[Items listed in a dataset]
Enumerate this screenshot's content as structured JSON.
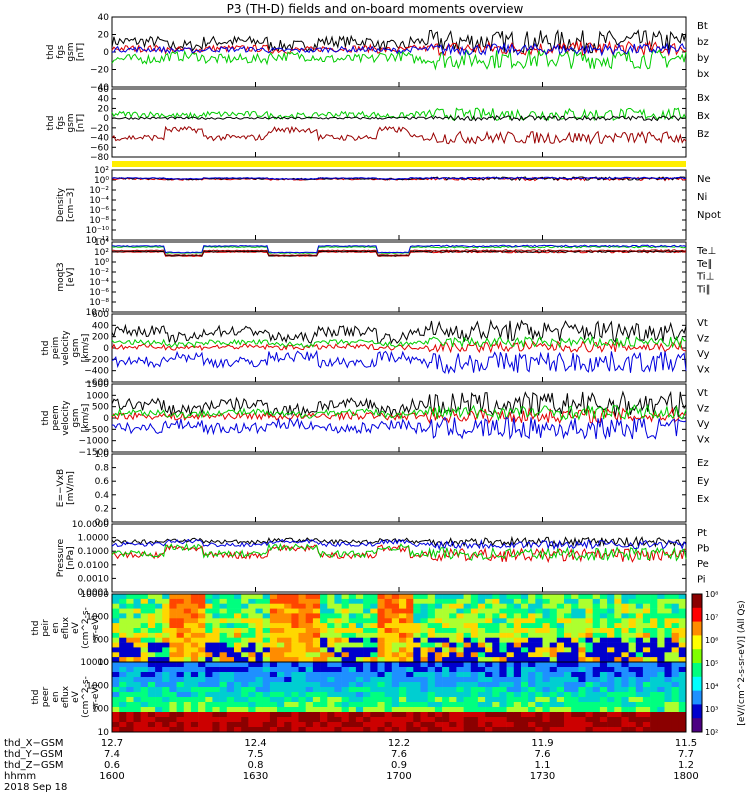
{
  "title": "P3 (TH-D) fields and on-board moments overview",
  "colors": {
    "black": "#000000",
    "red": "#e00000",
    "green": "#00cc00",
    "blue": "#0000dd",
    "darkred": "#990000",
    "yellow": "#ffee00"
  },
  "chart_data": [
    {
      "type": "line",
      "ylabel": [
        "thd",
        "fgs",
        "gsm",
        "[nT]"
      ],
      "ylim": [
        -40,
        40
      ],
      "yticks": [
        "40",
        "20",
        "0",
        "−20",
        "−40"
      ],
      "series": [
        {
          "name": "Bt",
          "color": "#000000",
          "level": 12,
          "amp": 8
        },
        {
          "name": "bz",
          "color": "#e00000",
          "level": 4,
          "amp": 5
        },
        {
          "name": "by",
          "color": "#00cc00",
          "level": -8,
          "amp": 7
        },
        {
          "name": "bx",
          "color": "#0000dd",
          "level": 3,
          "amp": 4
        }
      ]
    },
    {
      "type": "line",
      "ylabel": [
        "thd",
        "fgs",
        "gsm",
        "[nT]"
      ],
      "ylim": [
        -80,
        60
      ],
      "yticks": [
        "60",
        "40",
        "20",
        "0",
        "−20",
        "−40",
        "−60",
        "−80"
      ],
      "series": [
        {
          "name": "Bx",
          "color": "#00cc00",
          "level": 8,
          "amp": 8
        },
        {
          "name": "Bx",
          "color": "#000000",
          "level": 0,
          "amp": 3
        },
        {
          "name": "Bz",
          "color": "#990000",
          "level": -40,
          "amp": 8
        }
      ]
    },
    {
      "type": "line",
      "ylabel": [
        "Density",
        "[cm−3]"
      ],
      "ylim_log": [
        -12,
        2
      ],
      "yticks": [
        "10²",
        "10⁰",
        "10⁻²",
        "10⁻⁴",
        "10⁻⁶",
        "10⁻⁸",
        "10⁻¹⁰",
        "10⁻¹²"
      ],
      "series": [
        {
          "name": "Ne",
          "color": "#e00000",
          "level": 0.2,
          "amp": 0.2
        },
        {
          "name": "Ni",
          "color": "#000000",
          "level": 0.3,
          "amp": 0.2
        },
        {
          "name": "Npot",
          "color": "#0000dd",
          "level": 0.4,
          "amp": 0.1
        }
      ]
    },
    {
      "type": "line",
      "ylabel": [
        "moqt3",
        "[eV]"
      ],
      "ylim_log": [
        -10,
        4
      ],
      "yticks": [
        "10⁴",
        "10²",
        "10⁰",
        "10⁻²",
        "10⁻⁴",
        "10⁻⁶",
        "10⁻⁸",
        "10⁻¹⁰"
      ],
      "series": [
        {
          "name": "Te⊥",
          "color": "#e00000",
          "level": 2.0,
          "amp": 0.1
        },
        {
          "name": "Te∥",
          "color": "#000000",
          "level": 2.1,
          "amp": 0.1
        },
        {
          "name": "Ti⊥",
          "color": "#990000",
          "level": 2.3,
          "amp": 0.1
        },
        {
          "name": "Ti∥",
          "color": "#00cc00",
          "level": 3.0,
          "amp": 0.1
        },
        {
          "name": "",
          "color": "#0000dd",
          "level": 3.2,
          "amp": 0.1
        }
      ]
    },
    {
      "type": "line",
      "ylabel": [
        "thd",
        "peim",
        "velocity",
        "gsm",
        "[km/s]"
      ],
      "ylim": [
        -600,
        600
      ],
      "yticks": [
        "600",
        "400",
        "200",
        "0",
        "−200",
        "−400",
        "−600"
      ],
      "series": [
        {
          "name": "Vt",
          "color": "#000000",
          "level": 300,
          "amp": 120
        },
        {
          "name": "Vz",
          "color": "#e00000",
          "level": 20,
          "amp": 60
        },
        {
          "name": "Vy",
          "color": "#00cc00",
          "level": 100,
          "amp": 60
        },
        {
          "name": "Vx",
          "color": "#0000dd",
          "level": -250,
          "amp": 120
        }
      ]
    },
    {
      "type": "line",
      "ylabel": [
        "thd",
        "peem",
        "velocity",
        "gsm",
        "[km/s]"
      ],
      "ylim": [
        -1500,
        1500
      ],
      "yticks": [
        "1500",
        "1000",
        "500",
        "0",
        "−500",
        "−1000",
        "−1500"
      ],
      "series": [
        {
          "name": "Vt",
          "color": "#000000",
          "level": 600,
          "amp": 350
        },
        {
          "name": "Vz",
          "color": "#e00000",
          "level": 100,
          "amp": 200
        },
        {
          "name": "Vy",
          "color": "#00cc00",
          "level": 250,
          "amp": 200
        },
        {
          "name": "Vx",
          "color": "#0000dd",
          "level": -450,
          "amp": 300
        }
      ]
    },
    {
      "type": "line",
      "ylabel": [
        "E=−VxB",
        "[mV/m]"
      ],
      "ylim": [
        0,
        1.0
      ],
      "yticks": [
        "1.0",
        "0.8",
        "0.6",
        "0.4",
        "0.2",
        "0.0"
      ],
      "series": [
        {
          "name": "Ez",
          "color": "#e00000"
        },
        {
          "name": "Ey",
          "color": "#00cc00"
        },
        {
          "name": "Ex",
          "color": "#0000dd"
        }
      ]
    },
    {
      "type": "line",
      "ylabel": [
        "Pressure",
        "[nPa]"
      ],
      "ylim_log": [
        -4,
        1
      ],
      "yticks": [
        "10.0000",
        "1.0000",
        "0.1000",
        "0.0100",
        "0.0010",
        "0.0001"
      ],
      "series": [
        {
          "name": "Pt",
          "color": "#000000",
          "level": -0.3,
          "amp": 0.2
        },
        {
          "name": "Pb",
          "color": "#e00000",
          "level": -1.3,
          "amp": 0.3
        },
        {
          "name": "Pe",
          "color": "#00cc00",
          "level": -1.2,
          "amp": 0.3
        },
        {
          "name": "Pi",
          "color": "#0000dd",
          "level": -0.5,
          "amp": 0.2
        }
      ]
    },
    {
      "type": "heatmap",
      "ylabel": [
        "thd",
        "peir",
        "en",
        "eflux",
        "eV",
        "(cm^2-s-",
        "sr-eV)"
      ],
      "yticks": [
        "10000",
        "1000",
        "100",
        "10"
      ]
    },
    {
      "type": "heatmap",
      "ylabel": [
        "thd",
        "peer",
        "en",
        "eflux",
        "eV",
        "(cm^2-s-",
        "sr-eV)"
      ],
      "yticks": [
        "10000",
        "1000",
        "100",
        "10"
      ]
    }
  ],
  "colorbar": {
    "label": "[eV/(cm^2-s-sr-eV)] (All Qs)",
    "ticks": [
      "10⁸",
      "10⁷",
      "10⁶",
      "10⁵",
      "10⁴",
      "10³",
      "10²"
    ]
  },
  "x_axis": {
    "rows": [
      {
        "label": "thd_X−GSM",
        "values": [
          "12.7",
          "12.4",
          "12.2",
          "11.9",
          "11.5"
        ]
      },
      {
        "label": "thd_Y−GSM",
        "values": [
          "7.4",
          "7.5",
          "7.6",
          "7.6",
          "7.7"
        ]
      },
      {
        "label": "thd_Z−GSM",
        "values": [
          "0.6",
          "0.8",
          "0.9",
          "1.1",
          "1.2"
        ]
      },
      {
        "label": "hhmm",
        "values": [
          "1600",
          "1630",
          "1700",
          "1730",
          "1800"
        ]
      }
    ],
    "date": "2018 Sep 18"
  }
}
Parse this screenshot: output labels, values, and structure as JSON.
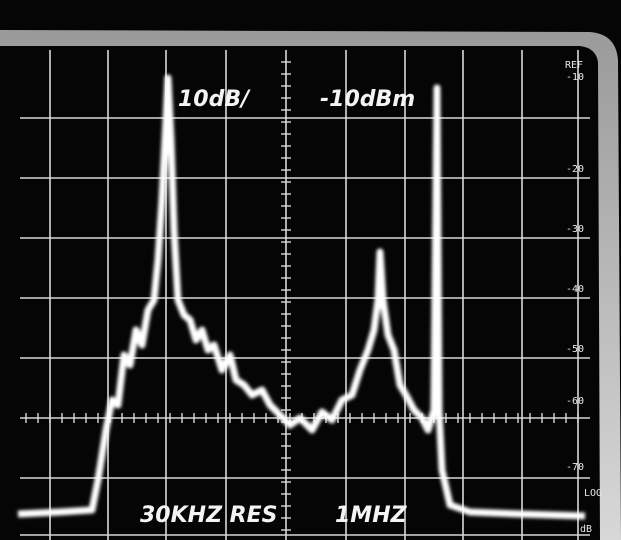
{
  "screen": {
    "scale_label": "10dB/",
    "reference_level": "-10dBm",
    "ref_header": "REF",
    "ref_marks": [
      "-10",
      "-20",
      "-30",
      "-40",
      "-50",
      "-60",
      "-70"
    ],
    "resolution": "30KHZ RES",
    "span": "1MHZ",
    "mode": "LOG",
    "unit": "dB"
  }
}
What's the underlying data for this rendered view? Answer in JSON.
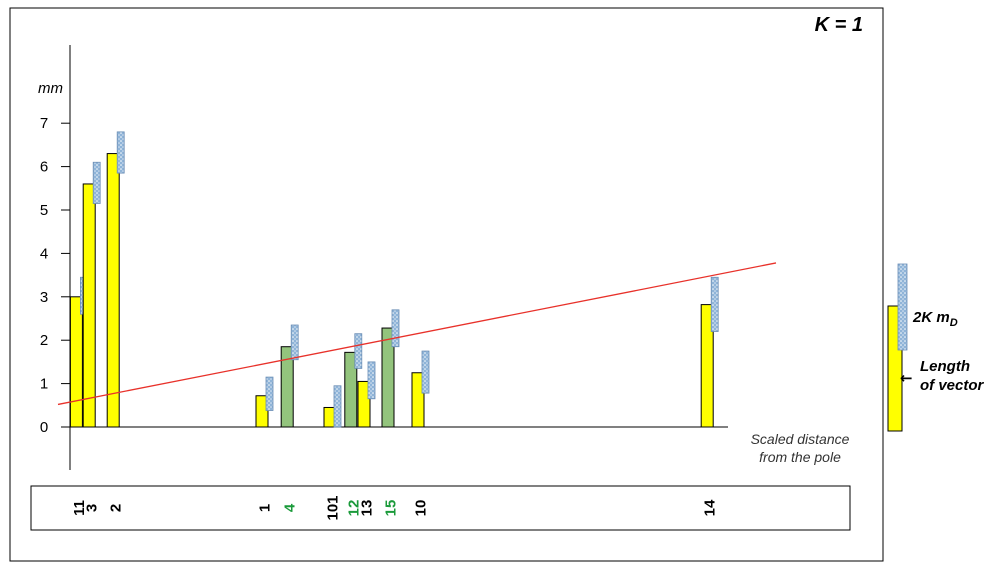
{
  "chart_data": {
    "type": "bar",
    "title": "K = 1",
    "ylabel": "mm",
    "xlabel_lines": [
      "Scaled distance",
      "from the pole"
    ],
    "ylim": [
      0,
      7
    ],
    "yticks": [
      "0",
      "1",
      "2",
      "3",
      "4",
      "5",
      "6",
      "7"
    ],
    "series_colors": {
      "yellow": "#ffff00",
      "green": "#93c47d",
      "hatch": "#8fb4d8",
      "trend": "#e8312a"
    },
    "bars": [
      {
        "label": "11",
        "color": "yellow",
        "x": 0.16,
        "length": 3.0,
        "top": 3.45,
        "bottom": 2.6
      },
      {
        "label": "3",
        "color": "yellow",
        "x": 0.48,
        "length": 5.6,
        "top": 6.1,
        "bottom": 5.15
      },
      {
        "label": "2",
        "color": "yellow",
        "x": 1.08,
        "length": 6.3,
        "top": 6.8,
        "bottom": 5.85
      },
      {
        "label": "1",
        "color": "yellow",
        "x": 4.8,
        "length": 0.72,
        "top": 1.15,
        "bottom": 0.38
      },
      {
        "label": "4",
        "color": "green",
        "x": 5.43,
        "length": 1.85,
        "top": 2.35,
        "bottom": 1.55
      },
      {
        "label": "101",
        "color": "yellow",
        "x": 6.5,
        "length": 0.45,
        "top": 0.95,
        "bottom": 0.0
      },
      {
        "label": "12",
        "color": "green",
        "x": 7.02,
        "length": 1.72,
        "top": 2.15,
        "bottom": 1.35
      },
      {
        "label": "13",
        "color": "yellow",
        "x": 7.35,
        "length": 1.05,
        "top": 1.5,
        "bottom": 0.65
      },
      {
        "label": "15",
        "color": "green",
        "x": 7.95,
        "length": 2.28,
        "top": 2.7,
        "bottom": 1.85
      },
      {
        "label": "10",
        "color": "yellow",
        "x": 8.7,
        "length": 1.25,
        "top": 1.75,
        "bottom": 0.78
      },
      {
        "label": "14",
        "color": "yellow",
        "x": 15.93,
        "length": 2.82,
        "top": 3.45,
        "bottom": 2.2
      }
    ],
    "trend_line": {
      "x0": -0.3,
      "y0": 0.52,
      "x1": 17.65,
      "y1": 3.78
    },
    "bar_label_colors": {
      "11": "#000000",
      "3": "#000000",
      "2": "#000000",
      "1": "#000000",
      "4": "#1a9a3a",
      "101": "#000000",
      "12": "#1a9a3a",
      "13": "#000000",
      "15": "#1a9a3a",
      "10": "#000000",
      "14": "#000000"
    },
    "legend": {
      "hatch_label": "2K m",
      "hatch_subscript": "D",
      "length_label_lines": [
        "Length",
        "of vector"
      ],
      "arrow": "←"
    }
  }
}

> _Short exercise_:
Across the entries above, how many lines contain "screenshot"? Provide only the count.

> _Solution for this problem_:
2